> _PROBLEM TO SOLVE_: Identify the lines containing the word "icon". Copy each one.

> _STORED DATA_:

"""

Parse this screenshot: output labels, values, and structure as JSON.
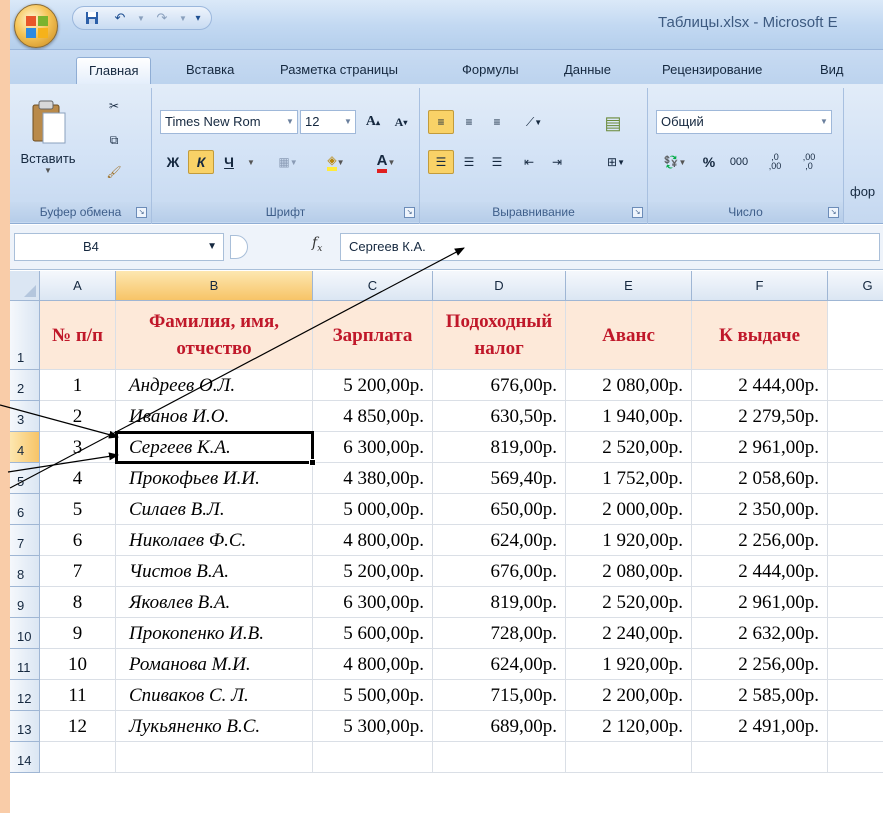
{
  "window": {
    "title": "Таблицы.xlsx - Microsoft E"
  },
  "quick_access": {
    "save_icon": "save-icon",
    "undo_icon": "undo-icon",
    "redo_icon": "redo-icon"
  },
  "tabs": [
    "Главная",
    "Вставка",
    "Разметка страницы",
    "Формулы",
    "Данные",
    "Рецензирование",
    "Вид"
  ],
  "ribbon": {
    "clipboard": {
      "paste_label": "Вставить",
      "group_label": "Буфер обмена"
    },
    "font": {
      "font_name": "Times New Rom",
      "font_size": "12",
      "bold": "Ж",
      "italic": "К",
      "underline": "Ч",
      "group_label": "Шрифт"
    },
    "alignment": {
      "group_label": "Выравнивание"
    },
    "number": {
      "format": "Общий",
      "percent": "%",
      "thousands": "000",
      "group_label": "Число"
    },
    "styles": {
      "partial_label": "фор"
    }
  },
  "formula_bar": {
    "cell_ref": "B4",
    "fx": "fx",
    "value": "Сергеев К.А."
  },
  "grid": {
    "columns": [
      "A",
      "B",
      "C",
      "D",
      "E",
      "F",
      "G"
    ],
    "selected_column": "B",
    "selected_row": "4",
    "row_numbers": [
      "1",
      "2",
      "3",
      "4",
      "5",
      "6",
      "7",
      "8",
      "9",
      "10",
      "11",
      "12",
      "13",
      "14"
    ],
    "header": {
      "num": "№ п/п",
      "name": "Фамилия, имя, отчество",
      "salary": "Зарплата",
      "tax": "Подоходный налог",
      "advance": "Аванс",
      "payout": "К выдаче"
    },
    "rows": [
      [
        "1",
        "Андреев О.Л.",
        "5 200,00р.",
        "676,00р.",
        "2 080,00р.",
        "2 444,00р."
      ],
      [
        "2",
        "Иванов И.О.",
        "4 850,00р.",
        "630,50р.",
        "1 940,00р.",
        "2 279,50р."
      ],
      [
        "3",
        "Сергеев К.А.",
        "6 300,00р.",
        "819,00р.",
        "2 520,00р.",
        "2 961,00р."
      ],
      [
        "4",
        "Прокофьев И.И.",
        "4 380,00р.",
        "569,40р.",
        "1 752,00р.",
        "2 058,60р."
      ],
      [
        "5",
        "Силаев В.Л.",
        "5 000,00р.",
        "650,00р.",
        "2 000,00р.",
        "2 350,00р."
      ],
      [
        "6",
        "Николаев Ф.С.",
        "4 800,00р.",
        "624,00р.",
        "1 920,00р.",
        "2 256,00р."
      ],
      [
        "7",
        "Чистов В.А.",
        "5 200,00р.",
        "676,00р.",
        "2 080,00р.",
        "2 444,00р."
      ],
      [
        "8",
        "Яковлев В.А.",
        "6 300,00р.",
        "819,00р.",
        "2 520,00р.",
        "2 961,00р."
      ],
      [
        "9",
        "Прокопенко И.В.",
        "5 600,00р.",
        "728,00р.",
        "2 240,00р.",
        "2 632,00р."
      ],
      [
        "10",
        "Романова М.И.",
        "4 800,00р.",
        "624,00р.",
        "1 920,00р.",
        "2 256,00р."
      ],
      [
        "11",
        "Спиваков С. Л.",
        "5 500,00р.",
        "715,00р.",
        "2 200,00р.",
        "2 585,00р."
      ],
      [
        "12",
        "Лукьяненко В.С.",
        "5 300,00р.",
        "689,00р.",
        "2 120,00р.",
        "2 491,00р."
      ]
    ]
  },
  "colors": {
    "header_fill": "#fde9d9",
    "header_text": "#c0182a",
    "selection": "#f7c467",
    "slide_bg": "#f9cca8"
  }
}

"""

> _SOLUTION FOR THIS TASK_:
    "save_icon": "save-icon",
    "undo_icon": "undo-icon",
    "redo_icon": "redo-icon"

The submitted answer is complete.